# WRITTEN INSTRUCTION
Return every line of the records below verbatim, with nothing altered.

(Spatial annotation records)
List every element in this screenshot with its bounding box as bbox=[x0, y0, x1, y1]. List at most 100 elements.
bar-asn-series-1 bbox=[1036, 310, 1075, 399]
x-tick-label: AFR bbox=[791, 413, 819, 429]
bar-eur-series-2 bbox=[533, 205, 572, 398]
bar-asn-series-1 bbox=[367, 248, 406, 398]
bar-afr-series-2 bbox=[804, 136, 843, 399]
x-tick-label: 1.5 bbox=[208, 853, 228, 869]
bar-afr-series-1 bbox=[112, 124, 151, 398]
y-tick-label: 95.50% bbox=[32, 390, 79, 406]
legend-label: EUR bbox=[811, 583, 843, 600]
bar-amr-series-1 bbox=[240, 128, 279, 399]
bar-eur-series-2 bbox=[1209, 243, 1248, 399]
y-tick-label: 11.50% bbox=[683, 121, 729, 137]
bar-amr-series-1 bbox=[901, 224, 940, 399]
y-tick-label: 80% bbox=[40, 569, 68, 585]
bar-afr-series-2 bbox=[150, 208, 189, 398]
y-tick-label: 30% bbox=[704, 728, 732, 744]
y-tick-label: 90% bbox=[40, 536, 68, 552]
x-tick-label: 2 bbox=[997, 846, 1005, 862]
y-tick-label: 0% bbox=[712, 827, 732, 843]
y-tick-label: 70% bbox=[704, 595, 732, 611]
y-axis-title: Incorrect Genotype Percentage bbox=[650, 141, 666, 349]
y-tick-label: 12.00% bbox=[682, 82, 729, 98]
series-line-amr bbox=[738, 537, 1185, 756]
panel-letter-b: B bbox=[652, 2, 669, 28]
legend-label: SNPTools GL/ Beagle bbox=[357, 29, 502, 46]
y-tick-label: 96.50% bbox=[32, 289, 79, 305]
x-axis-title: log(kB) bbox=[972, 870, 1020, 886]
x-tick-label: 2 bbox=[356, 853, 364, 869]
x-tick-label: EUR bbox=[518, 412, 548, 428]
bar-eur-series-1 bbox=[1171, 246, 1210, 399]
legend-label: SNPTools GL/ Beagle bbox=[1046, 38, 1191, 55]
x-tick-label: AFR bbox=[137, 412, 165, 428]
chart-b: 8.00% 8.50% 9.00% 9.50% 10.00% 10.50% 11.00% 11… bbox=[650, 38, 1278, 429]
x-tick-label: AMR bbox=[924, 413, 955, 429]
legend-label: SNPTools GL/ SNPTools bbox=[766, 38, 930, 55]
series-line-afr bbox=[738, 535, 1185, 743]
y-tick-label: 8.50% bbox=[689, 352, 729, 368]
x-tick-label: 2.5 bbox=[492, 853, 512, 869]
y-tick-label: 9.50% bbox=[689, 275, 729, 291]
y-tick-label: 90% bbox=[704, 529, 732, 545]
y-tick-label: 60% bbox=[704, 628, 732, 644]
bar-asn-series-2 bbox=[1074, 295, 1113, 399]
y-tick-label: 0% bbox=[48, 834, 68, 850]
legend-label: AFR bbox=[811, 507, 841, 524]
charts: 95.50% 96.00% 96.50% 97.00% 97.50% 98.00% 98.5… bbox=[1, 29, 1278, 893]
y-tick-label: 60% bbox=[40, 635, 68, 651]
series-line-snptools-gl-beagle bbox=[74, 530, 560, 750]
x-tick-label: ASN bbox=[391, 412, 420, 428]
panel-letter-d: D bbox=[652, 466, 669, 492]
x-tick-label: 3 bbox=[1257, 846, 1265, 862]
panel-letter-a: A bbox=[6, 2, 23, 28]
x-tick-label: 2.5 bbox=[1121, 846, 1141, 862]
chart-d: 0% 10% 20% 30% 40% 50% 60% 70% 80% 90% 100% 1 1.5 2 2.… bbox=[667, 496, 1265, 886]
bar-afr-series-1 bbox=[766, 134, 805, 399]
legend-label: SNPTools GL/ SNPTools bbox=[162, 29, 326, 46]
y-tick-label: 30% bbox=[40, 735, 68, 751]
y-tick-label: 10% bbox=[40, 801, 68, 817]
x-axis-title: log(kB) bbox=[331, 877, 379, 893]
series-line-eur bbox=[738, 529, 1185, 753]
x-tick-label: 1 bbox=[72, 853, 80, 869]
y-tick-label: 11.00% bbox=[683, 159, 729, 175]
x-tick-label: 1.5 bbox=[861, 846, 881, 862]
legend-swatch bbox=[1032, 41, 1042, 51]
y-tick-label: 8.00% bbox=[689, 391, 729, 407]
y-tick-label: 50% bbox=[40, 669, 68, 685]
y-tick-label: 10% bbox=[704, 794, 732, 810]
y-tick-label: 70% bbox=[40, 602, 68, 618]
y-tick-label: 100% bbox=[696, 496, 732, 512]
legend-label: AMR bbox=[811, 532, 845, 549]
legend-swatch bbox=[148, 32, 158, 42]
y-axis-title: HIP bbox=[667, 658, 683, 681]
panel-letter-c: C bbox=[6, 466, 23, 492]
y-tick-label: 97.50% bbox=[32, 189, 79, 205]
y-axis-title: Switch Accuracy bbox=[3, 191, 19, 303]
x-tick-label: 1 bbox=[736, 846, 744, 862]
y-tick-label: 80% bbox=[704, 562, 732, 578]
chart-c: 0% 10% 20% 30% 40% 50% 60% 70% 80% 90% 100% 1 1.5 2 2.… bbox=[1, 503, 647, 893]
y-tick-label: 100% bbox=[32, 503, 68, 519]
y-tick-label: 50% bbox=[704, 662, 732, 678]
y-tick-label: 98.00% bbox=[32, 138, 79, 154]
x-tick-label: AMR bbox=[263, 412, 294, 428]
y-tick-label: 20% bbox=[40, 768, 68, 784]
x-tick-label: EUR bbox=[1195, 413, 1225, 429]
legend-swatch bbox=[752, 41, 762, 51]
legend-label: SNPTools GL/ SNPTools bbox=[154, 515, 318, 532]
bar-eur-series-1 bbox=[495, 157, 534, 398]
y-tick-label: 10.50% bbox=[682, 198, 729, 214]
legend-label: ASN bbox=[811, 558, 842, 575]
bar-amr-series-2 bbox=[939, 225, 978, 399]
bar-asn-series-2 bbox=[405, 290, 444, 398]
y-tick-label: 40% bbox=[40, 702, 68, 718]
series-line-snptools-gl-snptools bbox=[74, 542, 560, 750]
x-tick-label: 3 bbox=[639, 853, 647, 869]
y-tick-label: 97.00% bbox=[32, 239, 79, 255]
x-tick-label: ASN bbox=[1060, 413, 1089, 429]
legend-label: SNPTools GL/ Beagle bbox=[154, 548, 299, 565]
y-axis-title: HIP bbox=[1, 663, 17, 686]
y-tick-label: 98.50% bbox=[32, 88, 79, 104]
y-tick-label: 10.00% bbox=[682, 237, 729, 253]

# RESPONSE TO THIS TASK
List every element in this screenshot with its bounding box as bbox=[x0, y0, x1, y1]. List at most 100 elements.
bar-asn-series-1 bbox=[1036, 310, 1075, 399]
x-tick-label: AFR bbox=[791, 413, 819, 429]
bar-eur-series-2 bbox=[533, 205, 572, 398]
bar-asn-series-1 bbox=[367, 248, 406, 398]
bar-afr-series-2 bbox=[804, 136, 843, 399]
x-tick-label: 1.5 bbox=[208, 853, 228, 869]
bar-afr-series-1 bbox=[112, 124, 151, 398]
y-tick-label: 95.50% bbox=[32, 390, 79, 406]
legend-label: EUR bbox=[811, 583, 843, 600]
bar-amr-series-1 bbox=[240, 128, 279, 399]
bar-eur-series-2 bbox=[1209, 243, 1248, 399]
y-tick-label: 11.50% bbox=[683, 121, 729, 137]
bar-amr-series-1 bbox=[901, 224, 940, 399]
y-tick-label: 80% bbox=[40, 569, 68, 585]
bar-afr-series-2 bbox=[150, 208, 189, 398]
y-tick-label: 30% bbox=[704, 728, 732, 744]
y-tick-label: 90% bbox=[40, 536, 68, 552]
x-tick-label: 2 bbox=[997, 846, 1005, 862]
y-tick-label: 0% bbox=[712, 827, 732, 843]
y-tick-label: 70% bbox=[704, 595, 732, 611]
y-axis-title: Incorrect Genotype Percentage bbox=[650, 141, 666, 349]
y-tick-label: 12.00% bbox=[682, 82, 729, 98]
series-line-amr bbox=[738, 537, 1185, 756]
panel-letter-b: B bbox=[652, 2, 669, 28]
legend-label: SNPTools GL/ Beagle bbox=[357, 29, 502, 46]
y-tick-label: 96.50% bbox=[32, 289, 79, 305]
x-axis-title: log(kB) bbox=[972, 870, 1020, 886]
x-tick-label: 2 bbox=[356, 853, 364, 869]
x-tick-label: EUR bbox=[518, 412, 548, 428]
bar-eur-series-1 bbox=[1171, 246, 1210, 399]
legend-label: SNPTools GL/ Beagle bbox=[1046, 38, 1191, 55]
x-tick-label: AFR bbox=[137, 412, 165, 428]
chart-b: 8.00% 8.50% 9.00% 9.50% 10.00% 10.50% 11.00% 11… bbox=[650, 38, 1278, 429]
x-tick-label: AMR bbox=[924, 413, 955, 429]
legend-label: SNPTools GL/ SNPTools bbox=[766, 38, 930, 55]
series-line-afr bbox=[738, 535, 1185, 743]
y-tick-label: 8.50% bbox=[689, 352, 729, 368]
x-tick-label: 2.5 bbox=[492, 853, 512, 869]
y-tick-label: 9.50% bbox=[689, 275, 729, 291]
y-tick-label: 90% bbox=[704, 529, 732, 545]
y-tick-label: 60% bbox=[704, 628, 732, 644]
bar-asn-series-2 bbox=[1074, 295, 1113, 399]
y-tick-label: 0% bbox=[48, 834, 68, 850]
legend-label: AFR bbox=[811, 507, 841, 524]
charts: 95.50% 96.00% 96.50% 97.00% 97.50% 98.00% 98.5… bbox=[1, 29, 1278, 893]
y-tick-label: 60% bbox=[40, 635, 68, 651]
series-line-snptools-gl-beagle bbox=[74, 530, 560, 750]
x-tick-label: ASN bbox=[391, 412, 420, 428]
panel-letter-d: D bbox=[652, 466, 669, 492]
x-tick-label: 3 bbox=[1257, 846, 1265, 862]
panel-letter-a: A bbox=[6, 2, 23, 28]
x-tick-label: 2.5 bbox=[1121, 846, 1141, 862]
chart-d: 0% 10% 20% 30% 40% 50% 60% 70% 80% 90% 100% 1 1.5 2 2.… bbox=[667, 496, 1265, 886]
bar-afr-series-1 bbox=[766, 134, 805, 399]
legend-label: SNPTools GL/ SNPTools bbox=[162, 29, 326, 46]
y-tick-label: 30% bbox=[40, 735, 68, 751]
y-tick-label: 10% bbox=[40, 801, 68, 817]
x-axis-title: log(kB) bbox=[331, 877, 379, 893]
series-line-eur bbox=[738, 529, 1185, 753]
x-tick-label: 1 bbox=[72, 853, 80, 869]
y-tick-label: 11.00% bbox=[683, 159, 729, 175]
x-tick-label: 1.5 bbox=[861, 846, 881, 862]
legend-swatch bbox=[1032, 41, 1042, 51]
y-tick-label: 8.00% bbox=[689, 391, 729, 407]
y-tick-label: 50% bbox=[40, 669, 68, 685]
y-tick-label: 10% bbox=[704, 794, 732, 810]
y-tick-label: 70% bbox=[40, 602, 68, 618]
y-tick-label: 100% bbox=[696, 496, 732, 512]
legend-label: AMR bbox=[811, 532, 845, 549]
legend-swatch bbox=[148, 32, 158, 42]
y-axis-title: HIP bbox=[667, 658, 683, 681]
panel-letter-c: C bbox=[6, 466, 23, 492]
y-tick-label: 97.50% bbox=[32, 189, 79, 205]
y-axis-title: Switch Accuracy bbox=[3, 191, 19, 303]
x-tick-label: 1 bbox=[736, 846, 744, 862]
y-tick-label: 80% bbox=[704, 562, 732, 578]
chart-c: 0% 10% 20% 30% 40% 50% 60% 70% 80% 90% 100% 1 1.5 2 2.… bbox=[1, 503, 647, 893]
y-tick-label: 100% bbox=[32, 503, 68, 519]
y-tick-label: 50% bbox=[704, 662, 732, 678]
y-tick-label: 98.00% bbox=[32, 138, 79, 154]
x-tick-label: AMR bbox=[263, 412, 294, 428]
y-tick-label: 20% bbox=[40, 768, 68, 784]
x-tick-label: EUR bbox=[1195, 413, 1225, 429]
legend-swatch bbox=[752, 41, 762, 51]
legend-label: SNPTools GL/ SNPTools bbox=[154, 515, 318, 532]
bar-eur-series-1 bbox=[495, 157, 534, 398]
y-tick-label: 10.50% bbox=[682, 198, 729, 214]
legend-label: ASN bbox=[811, 558, 842, 575]
bar-amr-series-2 bbox=[939, 225, 978, 399]
bar-asn-series-2 bbox=[405, 290, 444, 398]
y-tick-label: 40% bbox=[40, 702, 68, 718]
series-line-snptools-gl-snptools bbox=[74, 542, 560, 750]
x-tick-label: 3 bbox=[639, 853, 647, 869]
y-tick-label: 97.00% bbox=[32, 239, 79, 255]
x-tick-label: ASN bbox=[1060, 413, 1089, 429]
legend-label: SNPTools GL/ Beagle bbox=[154, 548, 299, 565]
y-axis-title: HIP bbox=[1, 663, 17, 686]
y-tick-label: 98.50% bbox=[32, 88, 79, 104]
y-tick-label: 10.00% bbox=[682, 237, 729, 253]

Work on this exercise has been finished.